GIVEN PROBLEM
Arrange everything from the first line of the material down to the line containing "cell-value: 0.10 xyxy=(524,676,574,701)", both included, as a Markdown table with the columns Row and Line. Number each row and leave out blank lines.

|---|

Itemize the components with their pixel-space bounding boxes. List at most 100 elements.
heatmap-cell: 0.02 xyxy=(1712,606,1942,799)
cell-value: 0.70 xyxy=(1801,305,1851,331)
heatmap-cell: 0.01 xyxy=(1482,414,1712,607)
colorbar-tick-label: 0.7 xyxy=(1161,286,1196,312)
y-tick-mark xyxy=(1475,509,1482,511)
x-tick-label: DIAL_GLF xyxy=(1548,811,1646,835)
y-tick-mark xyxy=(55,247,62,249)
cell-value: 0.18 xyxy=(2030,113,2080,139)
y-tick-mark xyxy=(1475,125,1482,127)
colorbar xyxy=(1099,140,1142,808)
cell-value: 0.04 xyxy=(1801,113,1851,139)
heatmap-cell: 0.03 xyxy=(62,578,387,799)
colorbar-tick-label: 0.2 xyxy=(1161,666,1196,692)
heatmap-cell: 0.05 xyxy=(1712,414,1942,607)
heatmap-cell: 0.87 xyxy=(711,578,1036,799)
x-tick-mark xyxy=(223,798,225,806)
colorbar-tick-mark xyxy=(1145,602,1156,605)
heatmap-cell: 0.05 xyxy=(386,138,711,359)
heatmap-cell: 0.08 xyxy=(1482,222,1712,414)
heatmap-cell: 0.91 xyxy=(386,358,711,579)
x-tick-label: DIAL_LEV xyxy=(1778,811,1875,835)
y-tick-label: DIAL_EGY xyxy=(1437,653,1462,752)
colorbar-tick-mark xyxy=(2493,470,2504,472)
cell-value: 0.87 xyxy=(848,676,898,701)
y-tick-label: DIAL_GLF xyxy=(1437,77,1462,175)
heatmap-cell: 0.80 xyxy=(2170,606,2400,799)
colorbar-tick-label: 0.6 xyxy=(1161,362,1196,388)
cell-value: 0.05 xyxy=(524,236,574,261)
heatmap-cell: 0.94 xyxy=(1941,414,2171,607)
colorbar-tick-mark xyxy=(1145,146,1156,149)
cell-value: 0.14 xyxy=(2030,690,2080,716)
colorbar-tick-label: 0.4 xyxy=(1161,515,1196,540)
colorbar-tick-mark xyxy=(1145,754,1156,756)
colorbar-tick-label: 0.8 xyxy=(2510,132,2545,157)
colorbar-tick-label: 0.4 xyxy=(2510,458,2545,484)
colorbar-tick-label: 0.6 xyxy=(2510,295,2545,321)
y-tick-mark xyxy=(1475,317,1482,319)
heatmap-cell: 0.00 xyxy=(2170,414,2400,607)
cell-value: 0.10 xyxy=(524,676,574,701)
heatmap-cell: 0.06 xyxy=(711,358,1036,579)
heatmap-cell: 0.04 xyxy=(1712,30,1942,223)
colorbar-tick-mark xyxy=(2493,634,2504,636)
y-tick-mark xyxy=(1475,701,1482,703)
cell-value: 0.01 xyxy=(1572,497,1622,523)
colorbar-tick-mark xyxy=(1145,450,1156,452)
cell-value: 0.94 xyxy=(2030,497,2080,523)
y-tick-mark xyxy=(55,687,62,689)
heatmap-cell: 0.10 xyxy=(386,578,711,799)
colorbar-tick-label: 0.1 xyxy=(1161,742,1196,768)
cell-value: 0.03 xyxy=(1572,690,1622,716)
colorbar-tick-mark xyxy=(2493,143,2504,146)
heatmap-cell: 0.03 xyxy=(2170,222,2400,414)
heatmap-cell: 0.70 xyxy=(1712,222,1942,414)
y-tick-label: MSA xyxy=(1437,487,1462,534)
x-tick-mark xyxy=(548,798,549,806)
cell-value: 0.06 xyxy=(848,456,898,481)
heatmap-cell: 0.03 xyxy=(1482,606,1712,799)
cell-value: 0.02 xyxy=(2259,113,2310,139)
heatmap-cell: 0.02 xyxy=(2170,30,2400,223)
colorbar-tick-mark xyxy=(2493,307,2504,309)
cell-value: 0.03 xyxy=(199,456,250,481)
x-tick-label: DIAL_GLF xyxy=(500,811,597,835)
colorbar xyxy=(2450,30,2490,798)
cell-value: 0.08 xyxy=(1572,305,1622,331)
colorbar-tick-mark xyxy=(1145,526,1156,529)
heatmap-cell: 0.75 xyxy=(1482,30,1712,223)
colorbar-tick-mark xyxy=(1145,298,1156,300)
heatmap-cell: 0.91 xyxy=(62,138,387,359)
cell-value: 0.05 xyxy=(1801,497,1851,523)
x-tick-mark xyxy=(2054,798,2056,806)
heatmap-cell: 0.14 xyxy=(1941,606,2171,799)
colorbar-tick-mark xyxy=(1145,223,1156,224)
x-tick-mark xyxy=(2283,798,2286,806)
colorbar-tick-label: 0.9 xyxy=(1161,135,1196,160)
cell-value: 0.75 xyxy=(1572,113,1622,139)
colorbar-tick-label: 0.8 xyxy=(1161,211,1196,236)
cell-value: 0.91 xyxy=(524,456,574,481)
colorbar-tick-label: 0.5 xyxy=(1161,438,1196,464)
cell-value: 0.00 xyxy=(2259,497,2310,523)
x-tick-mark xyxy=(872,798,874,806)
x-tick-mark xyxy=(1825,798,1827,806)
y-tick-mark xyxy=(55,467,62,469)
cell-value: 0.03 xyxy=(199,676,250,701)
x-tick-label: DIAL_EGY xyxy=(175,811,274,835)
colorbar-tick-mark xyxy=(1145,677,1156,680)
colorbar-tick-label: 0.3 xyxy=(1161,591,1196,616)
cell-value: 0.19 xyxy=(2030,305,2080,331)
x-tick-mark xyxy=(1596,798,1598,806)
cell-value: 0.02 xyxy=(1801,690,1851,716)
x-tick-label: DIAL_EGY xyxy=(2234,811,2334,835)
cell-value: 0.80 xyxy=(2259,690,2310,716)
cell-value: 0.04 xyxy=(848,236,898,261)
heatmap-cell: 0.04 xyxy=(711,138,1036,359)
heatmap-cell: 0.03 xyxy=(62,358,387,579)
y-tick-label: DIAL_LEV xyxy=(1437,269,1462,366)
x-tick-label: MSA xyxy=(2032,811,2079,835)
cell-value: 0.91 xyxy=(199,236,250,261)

|---|

TASK RESPONSE
| Row | Line |
|---|---|
| 1 | Itemize the components with their pixel-space bounding boxes. List at most 100 elements. |
| 2 | heatmap-cell: 0.02 xyxy=(1712,606,1942,799) |
| 3 | cell-value: 0.70 xyxy=(1801,305,1851,331) |
| 4 | heatmap-cell: 0.01 xyxy=(1482,414,1712,607) |
| 5 | colorbar-tick-label: 0.7 xyxy=(1161,286,1196,312) |
| 6 | y-tick-mark xyxy=(1475,509,1482,511) |
| 7 | x-tick-label: DIAL_GLF xyxy=(1548,811,1646,835) |
| 8 | y-tick-mark xyxy=(55,247,62,249) |
| 9 | cell-value: 0.18 xyxy=(2030,113,2080,139) |
| 10 | y-tick-mark xyxy=(1475,125,1482,127) |
| 11 | colorbar xyxy=(1099,140,1142,808) |
| 12 | cell-value: 0.04 xyxy=(1801,113,1851,139) |
| 13 | heatmap-cell: 0.03 xyxy=(62,578,387,799) |
| 14 | colorbar-tick-label: 0.2 xyxy=(1161,666,1196,692) |
| 15 | heatmap-cell: 0.05 xyxy=(1712,414,1942,607) |
| 16 | heatmap-cell: 0.87 xyxy=(711,578,1036,799) |
| 17 | x-tick-mark xyxy=(223,798,225,806) |
| 18 | colorbar-tick-mark xyxy=(1145,602,1156,605) |
| 19 | heatmap-cell: 0.05 xyxy=(386,138,711,359) |
| 20 | heatmap-cell: 0.08 xyxy=(1482,222,1712,414) |
| 21 | heatmap-cell: 0.91 xyxy=(386,358,711,579) |
| 22 | x-tick-label: DIAL_LEV xyxy=(1778,811,1875,835) |
| 23 | y-tick-label: DIAL_EGY xyxy=(1437,653,1462,752) |
| 24 | colorbar-tick-mark xyxy=(2493,470,2504,472) |
| 25 | cell-value: 0.87 xyxy=(848,676,898,701) |
| 26 | y-tick-label: DIAL_GLF xyxy=(1437,77,1462,175) |
| 27 | heatmap-cell: 0.80 xyxy=(2170,606,2400,799) |
| 28 | colorbar-tick-label: 0.6 xyxy=(1161,362,1196,388) |
| 29 | cell-value: 0.05 xyxy=(524,236,574,261) |
| 30 | heatmap-cell: 0.94 xyxy=(1941,414,2171,607) |
| 31 | colorbar-tick-mark xyxy=(1145,146,1156,149) |
| 32 | cell-value: 0.14 xyxy=(2030,690,2080,716) |
| 33 | colorbar-tick-label: 0.4 xyxy=(1161,515,1196,540) |
| 34 | colorbar-tick-mark xyxy=(1145,754,1156,756) |
| 35 | colorbar-tick-label: 0.8 xyxy=(2510,132,2545,157) |
| 36 | colorbar-tick-label: 0.4 xyxy=(2510,458,2545,484) |
| 37 | colorbar-tick-label: 0.6 xyxy=(2510,295,2545,321) |
| 38 | y-tick-mark xyxy=(1475,317,1482,319) |
| 39 | heatmap-cell: 0.00 xyxy=(2170,414,2400,607) |
| 40 | cell-value: 0.10 xyxy=(524,676,574,701) |